La siccità e la mancanza di acqua (potabile) saranno le sfide di molti governi nei prossimi anni. Per fare un esempio quest’anno in Danimarca i falò per le feste del solstizio sono stati annullati su quasi tutto il territorio nazionale per il rischio incendi, e questo è nulla rispetto a quello che sta succedendo in Uruguay dove anche l’acqua potabile è agli sgoccioli.
L’aumento della necessità di potenza di calcolo per i datacenter non aiuta per nulla. Google ha dovuto rivedere i propri piani, in Uruguay, perché il datacenter in fase di costruzione avrebbe utilizzato l’acqua necessaria a servire più di 55000 persone. Persone che oggi stanno manifestando per avere accesso all’acqua potabile e per cui il governo farà partire supporti per garantire almeno 2lt di acqua alle famiglie meno abbienti, quelle cioè che non possono permettersi l’acquisto di bottiglie d’acqua che ormai hanno raggiunto prezzi stratosferici per il mercato locale.
Costruire infrastrutture IT sostenibili, nell’uso delle risorse ambientali e nell’impatto sociale, é una necessità sempre più attuale ed i big del settore, alla rincorsa di tecnologie energivore come Bard e ChatGPT, devono impegnarsi seriamente a identificare quelle tecnologie utili a perseguire questi scopi senza exploitare le popolazioni locali.
Intanto in Italia, i nostri impianti idrici disperdono una media del 30% di acqua, arrivano in alcune province a punte del 70% come dice il report Istat sull’Acqua 2022, in un periodo storico in cui siccità ed alluvioni si alternano con una forza ed una frequenza sempre più preoccupante. Delineando scenari non particolarmente entusiasmanti e sui quali, la nascita di nuovi datacenter impatterà ancora di più.
Diventa quindi anche una responsabilità di chi sviluppa software o offre servizi SaaS di farli girare su datacenter green, che usano energia rinnovabile e hanno bassi sprechi di acqua, e di adottare e seguire pratiche di greenIT. Mentre i datacenter, dal canto loro, dovrebbero garantire con progetti di sostenibilità sociale il mantenimento dello status quo nell’accesso all’acqua se non addirittura investimenti sulle infrastrutture da loro usate al fine di ridurne gli sprechi.

#####

• **SERIE DI ESERCIZI**
a. Secondo il testo, quale percentuale media di acqua disperdono gli impianti idrici italiani?
b. Riporta fedelmente dal testo il passo che va da "Diventa quindi anche" fino a "ridurne gli sprechi.", incluso.
Rispondi basandoti soltanto sul testo.

#####

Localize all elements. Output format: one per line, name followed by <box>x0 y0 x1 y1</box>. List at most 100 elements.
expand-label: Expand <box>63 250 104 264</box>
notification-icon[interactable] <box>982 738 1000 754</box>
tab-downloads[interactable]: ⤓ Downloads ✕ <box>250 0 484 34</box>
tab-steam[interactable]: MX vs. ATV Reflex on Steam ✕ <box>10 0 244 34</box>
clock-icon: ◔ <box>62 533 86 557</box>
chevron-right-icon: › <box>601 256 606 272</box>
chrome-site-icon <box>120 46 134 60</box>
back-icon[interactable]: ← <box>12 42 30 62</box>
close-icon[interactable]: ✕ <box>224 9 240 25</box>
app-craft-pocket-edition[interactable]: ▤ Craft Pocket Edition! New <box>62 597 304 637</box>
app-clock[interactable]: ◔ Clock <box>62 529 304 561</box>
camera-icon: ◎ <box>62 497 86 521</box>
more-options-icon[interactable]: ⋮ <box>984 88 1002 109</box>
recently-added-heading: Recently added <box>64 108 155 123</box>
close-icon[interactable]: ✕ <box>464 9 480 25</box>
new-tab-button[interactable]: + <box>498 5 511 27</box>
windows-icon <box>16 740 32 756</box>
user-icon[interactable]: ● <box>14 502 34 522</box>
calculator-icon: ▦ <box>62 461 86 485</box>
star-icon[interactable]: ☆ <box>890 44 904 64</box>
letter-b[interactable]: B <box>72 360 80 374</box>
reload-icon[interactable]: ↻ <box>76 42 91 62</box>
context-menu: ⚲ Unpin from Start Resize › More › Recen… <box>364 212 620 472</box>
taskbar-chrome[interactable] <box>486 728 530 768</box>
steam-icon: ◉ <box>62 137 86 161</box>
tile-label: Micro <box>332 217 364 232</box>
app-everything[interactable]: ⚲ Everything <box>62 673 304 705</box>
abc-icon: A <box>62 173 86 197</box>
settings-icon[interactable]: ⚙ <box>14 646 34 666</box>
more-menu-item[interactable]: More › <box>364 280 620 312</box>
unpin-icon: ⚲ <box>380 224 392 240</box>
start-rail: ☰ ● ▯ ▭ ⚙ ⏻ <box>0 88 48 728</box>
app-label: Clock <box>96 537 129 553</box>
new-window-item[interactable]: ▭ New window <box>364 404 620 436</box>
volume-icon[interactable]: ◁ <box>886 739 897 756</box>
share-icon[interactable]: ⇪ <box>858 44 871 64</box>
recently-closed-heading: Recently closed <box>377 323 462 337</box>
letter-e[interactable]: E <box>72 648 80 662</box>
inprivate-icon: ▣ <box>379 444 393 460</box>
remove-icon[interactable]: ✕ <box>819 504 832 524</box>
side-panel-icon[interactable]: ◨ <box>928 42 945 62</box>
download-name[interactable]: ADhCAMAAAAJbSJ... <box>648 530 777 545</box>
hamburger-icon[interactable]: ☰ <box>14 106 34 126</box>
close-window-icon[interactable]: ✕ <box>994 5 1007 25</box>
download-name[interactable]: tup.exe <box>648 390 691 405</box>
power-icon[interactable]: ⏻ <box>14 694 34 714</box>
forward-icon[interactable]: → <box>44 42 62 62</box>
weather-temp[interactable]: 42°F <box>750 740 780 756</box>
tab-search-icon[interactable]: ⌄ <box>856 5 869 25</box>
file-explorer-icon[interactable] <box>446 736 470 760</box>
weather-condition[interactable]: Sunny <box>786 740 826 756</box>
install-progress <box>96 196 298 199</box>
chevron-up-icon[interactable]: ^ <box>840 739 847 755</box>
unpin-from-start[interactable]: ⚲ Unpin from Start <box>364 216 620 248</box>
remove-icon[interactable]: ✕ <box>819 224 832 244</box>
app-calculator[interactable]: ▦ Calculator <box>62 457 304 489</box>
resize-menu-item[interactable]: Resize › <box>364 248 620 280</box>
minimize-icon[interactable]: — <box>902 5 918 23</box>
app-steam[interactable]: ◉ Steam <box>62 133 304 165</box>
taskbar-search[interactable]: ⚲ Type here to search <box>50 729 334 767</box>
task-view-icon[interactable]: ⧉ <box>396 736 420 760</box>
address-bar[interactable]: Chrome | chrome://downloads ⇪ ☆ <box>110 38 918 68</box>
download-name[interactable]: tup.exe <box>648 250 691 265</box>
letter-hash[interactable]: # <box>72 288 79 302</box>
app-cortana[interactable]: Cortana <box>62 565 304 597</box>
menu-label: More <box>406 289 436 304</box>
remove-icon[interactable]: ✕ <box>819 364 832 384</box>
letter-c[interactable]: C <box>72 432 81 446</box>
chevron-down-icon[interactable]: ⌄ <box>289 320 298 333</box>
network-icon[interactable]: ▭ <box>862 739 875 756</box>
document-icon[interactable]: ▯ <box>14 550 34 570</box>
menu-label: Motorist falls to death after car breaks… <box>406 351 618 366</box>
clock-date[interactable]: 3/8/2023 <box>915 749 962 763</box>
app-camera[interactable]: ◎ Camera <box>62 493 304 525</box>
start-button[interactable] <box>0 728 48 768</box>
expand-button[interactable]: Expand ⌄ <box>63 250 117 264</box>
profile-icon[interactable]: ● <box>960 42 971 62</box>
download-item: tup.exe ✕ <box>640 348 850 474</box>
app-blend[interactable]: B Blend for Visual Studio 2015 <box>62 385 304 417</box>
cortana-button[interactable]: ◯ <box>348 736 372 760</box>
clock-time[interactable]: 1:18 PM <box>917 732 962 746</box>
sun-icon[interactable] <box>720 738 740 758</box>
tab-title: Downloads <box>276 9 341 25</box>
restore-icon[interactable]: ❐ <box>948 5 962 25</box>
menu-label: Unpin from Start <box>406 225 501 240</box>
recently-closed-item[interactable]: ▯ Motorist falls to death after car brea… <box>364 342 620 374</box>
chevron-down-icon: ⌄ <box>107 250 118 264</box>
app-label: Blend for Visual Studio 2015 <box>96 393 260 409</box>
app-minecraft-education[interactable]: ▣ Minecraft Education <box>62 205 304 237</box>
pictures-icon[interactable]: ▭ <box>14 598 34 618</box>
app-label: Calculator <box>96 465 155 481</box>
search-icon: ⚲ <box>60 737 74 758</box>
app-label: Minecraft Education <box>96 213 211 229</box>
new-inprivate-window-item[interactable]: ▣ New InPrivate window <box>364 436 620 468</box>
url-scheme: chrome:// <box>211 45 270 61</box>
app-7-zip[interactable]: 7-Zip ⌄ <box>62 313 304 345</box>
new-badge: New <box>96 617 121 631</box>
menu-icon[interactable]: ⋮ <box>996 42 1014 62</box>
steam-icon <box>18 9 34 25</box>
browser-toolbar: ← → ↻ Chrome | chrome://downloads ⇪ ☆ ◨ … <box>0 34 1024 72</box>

#####

• **SOLUZIONI NUMERATE**
a. In media il 30%.

b.
Diventa quindi anche una responsabilità di chi sviluppa software o offre servizi SaaS di farli girare su datacenter green, che usano energia rinnovabile e hanno bassi sprechi di acqua, e di adottare e seguire pratiche di greenIT. Mentre i datacenter, dal canto loro, dovrebbero garantire con progetti di sostenibilità sociale il mantenimento dello status quo nell’accesso all’acqua se non addirittura investimenti sulle infrastrutture da loro usate al fine di ridurne gli sprechi.